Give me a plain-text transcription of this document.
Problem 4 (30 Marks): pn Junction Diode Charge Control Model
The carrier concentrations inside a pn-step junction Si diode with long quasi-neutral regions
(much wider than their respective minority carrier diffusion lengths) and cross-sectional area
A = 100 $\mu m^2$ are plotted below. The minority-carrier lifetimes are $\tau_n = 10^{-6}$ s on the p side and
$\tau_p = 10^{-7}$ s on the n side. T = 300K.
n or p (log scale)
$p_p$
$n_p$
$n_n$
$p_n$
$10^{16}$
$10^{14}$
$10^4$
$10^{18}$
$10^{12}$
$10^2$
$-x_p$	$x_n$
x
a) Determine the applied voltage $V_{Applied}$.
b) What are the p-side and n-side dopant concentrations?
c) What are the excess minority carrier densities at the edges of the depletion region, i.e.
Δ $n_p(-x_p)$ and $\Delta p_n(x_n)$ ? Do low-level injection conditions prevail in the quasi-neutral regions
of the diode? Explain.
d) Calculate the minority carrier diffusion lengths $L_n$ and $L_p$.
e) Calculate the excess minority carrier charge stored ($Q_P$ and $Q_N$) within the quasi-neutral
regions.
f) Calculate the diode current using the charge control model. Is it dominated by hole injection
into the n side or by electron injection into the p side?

- - -

Prompt » Using the listing above, locate the lines that hold "What" and copy each one.

Response to this task »
b) What are the p-side and n-side dopant concentrations?
c) What are the excess minority carrier densities at the edges of the depletion region, i.e.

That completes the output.